--- start Records supplied ---

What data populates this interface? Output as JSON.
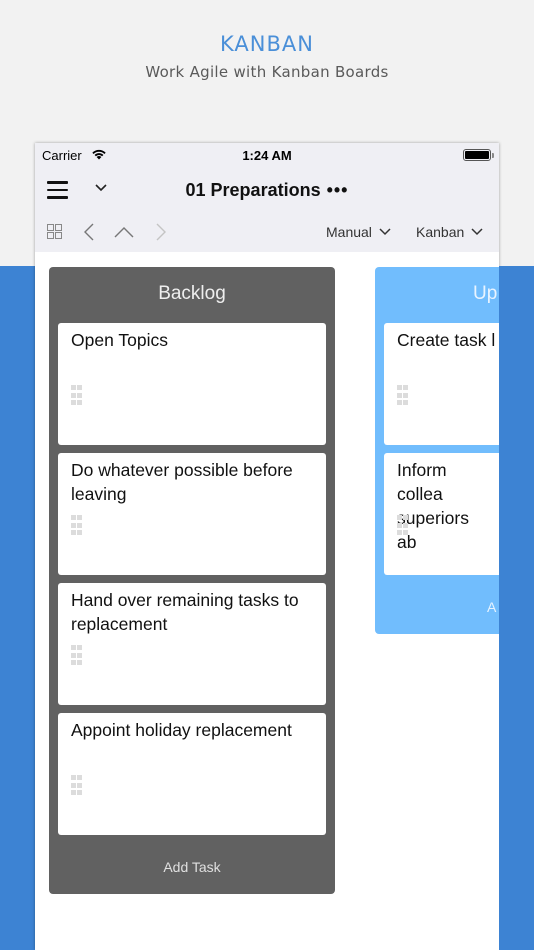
{
  "promo": {
    "title": "KANBAN",
    "subtitle": "Work Agile with Kanban Boards"
  },
  "statusbar": {
    "carrier": "Carrier",
    "time": "1:24 AM",
    "battery_level": 1.0
  },
  "navbar": {
    "title": "01 Preparations",
    "more_label": "•••"
  },
  "toolbar": {
    "sort_dropdown": "Manual",
    "view_dropdown": "Kanban"
  },
  "columns": [
    {
      "title": "Backlog",
      "color": "#616161",
      "cards": [
        {
          "title": "Open Topics"
        },
        {
          "title": "Do whatever possible before leaving"
        },
        {
          "title": "Hand over remaining tasks to replacement"
        },
        {
          "title": "Appoint holiday replacement"
        }
      ],
      "add_label": "Add Task"
    },
    {
      "title": "Up",
      "color": "#71bdfd",
      "cards": [
        {
          "title": "Create task l"
        },
        {
          "title": "Inform collea superiors ab"
        }
      ],
      "add_label": "A"
    }
  ],
  "colors": {
    "accent": "#4a8fd8",
    "band": "#3d83d3",
    "bar_bg": "#efeff4"
  }
}
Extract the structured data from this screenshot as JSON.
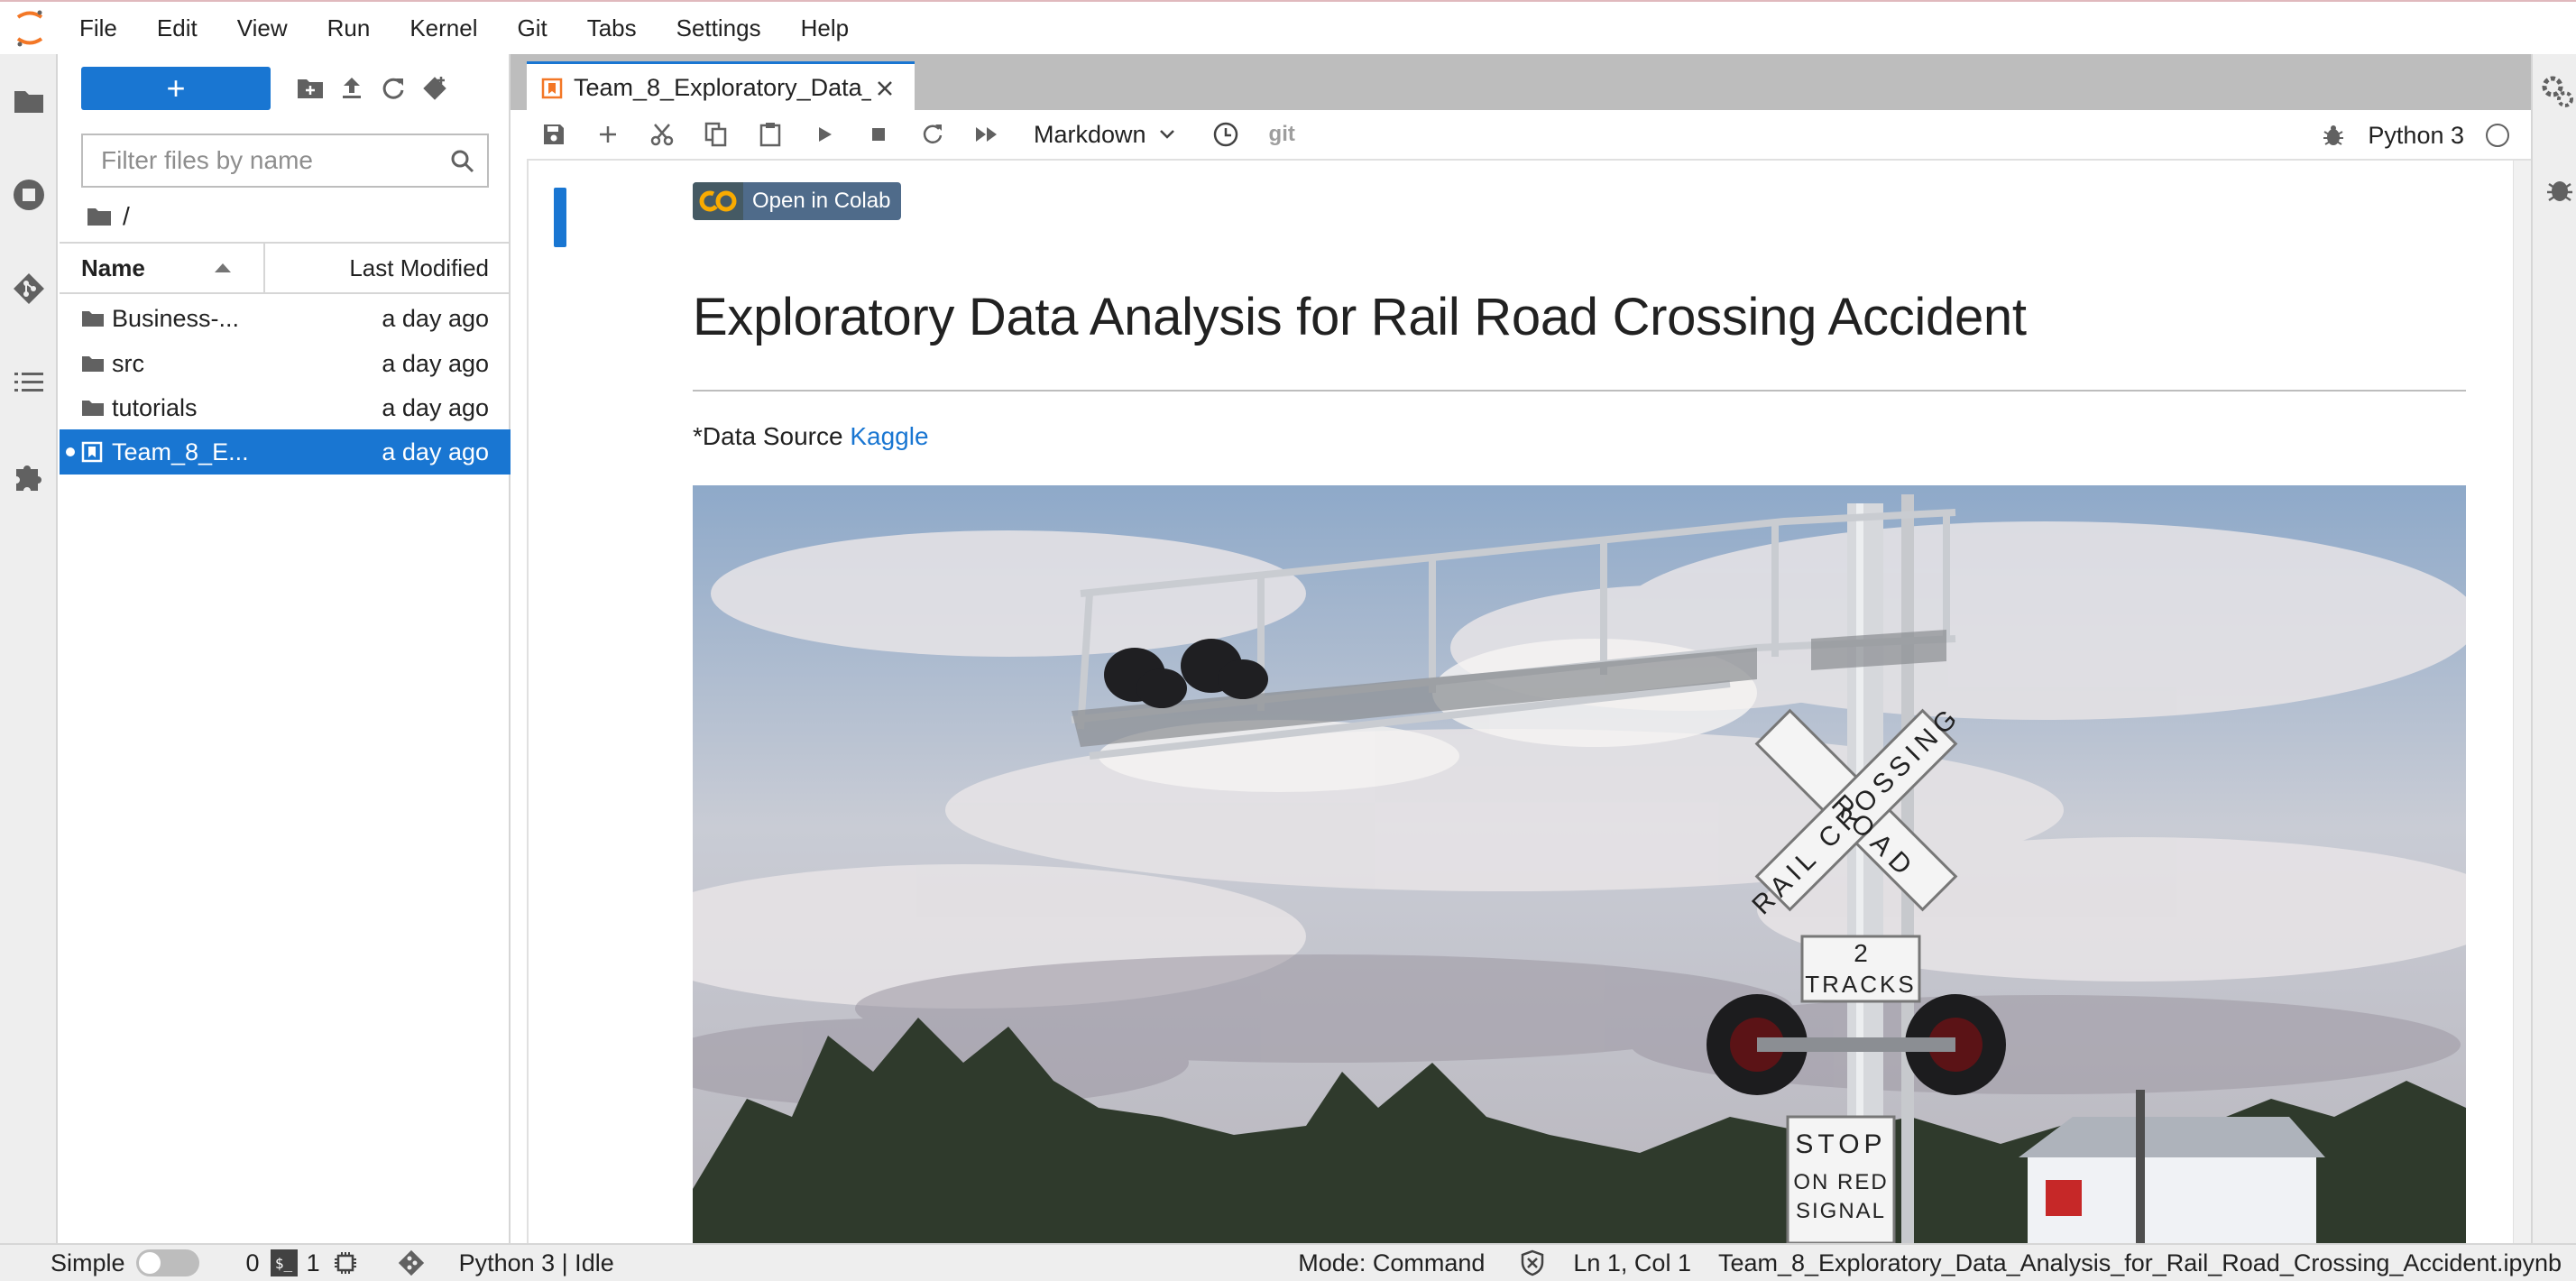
{
  "menubar": {
    "items": [
      "File",
      "Edit",
      "View",
      "Run",
      "Kernel",
      "Git",
      "Tabs",
      "Settings",
      "Help"
    ]
  },
  "activity_bar": {
    "icons": [
      "folder-icon",
      "running-icon",
      "git-icon",
      "toc-icon",
      "extension-icon"
    ]
  },
  "right_activity_bar": {
    "icons": [
      "property-inspector-icon",
      "debugger-icon"
    ]
  },
  "file_browser": {
    "new_button": "+",
    "filter_placeholder": "Filter files by name",
    "breadcrumb": "/",
    "columns": {
      "name": "Name",
      "modified": "Last Modified"
    },
    "rows": [
      {
        "name": "Business-...",
        "type": "folder",
        "modified": "a day ago",
        "selected": false,
        "running": false
      },
      {
        "name": "src",
        "type": "folder",
        "modified": "a day ago",
        "selected": false,
        "running": false
      },
      {
        "name": "tutorials",
        "type": "folder",
        "modified": "a day ago",
        "selected": false,
        "running": false
      },
      {
        "name": "Team_8_E...",
        "type": "notebook",
        "modified": "a day ago",
        "selected": true,
        "running": true
      }
    ]
  },
  "tab": {
    "title": "Team_8_Exploratory_Data_"
  },
  "notebook_toolbar": {
    "cell_type": "Markdown",
    "git_label": "git",
    "kernel_name": "Python 3"
  },
  "notebook": {
    "badge_logo": "CO",
    "badge_text": "Open in Colab",
    "title": "Exploratory Data Analysis for Rail Road Crossing Accident",
    "source_prefix": "*Data Source ",
    "source_link": "Kaggle",
    "image": {
      "crossbuck_top": "RAIL CROSSING",
      "crossbuck_bottom": "ROAD",
      "tracks_number": "2",
      "tracks_label": "TRACKS",
      "stop_sign_line1": "STOP",
      "stop_sign_line2": "ON RED",
      "stop_sign_line3": "SIGNAL"
    }
  },
  "status_bar": {
    "mode_toggle_label": "Simple",
    "terminals_count": "0",
    "kernels_count": "1",
    "kernel_status": "Python 3 | Idle",
    "mode": "Mode: Command",
    "cursor": "Ln 1, Col 1",
    "filename": "Team_8_Exploratory_Data_Analysis_for_Rail_Road_Crossing_Accident.ipynb"
  },
  "colors": {
    "accent": "#1976d2",
    "jupyter_orange": "#f37726",
    "panel_bg": "#eeeeee"
  }
}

--- end Records supplied ---

### Required task:
What is the number of lines in the listing that contain the string "Python"? Reply with that number alone.

### Answer to the task:
2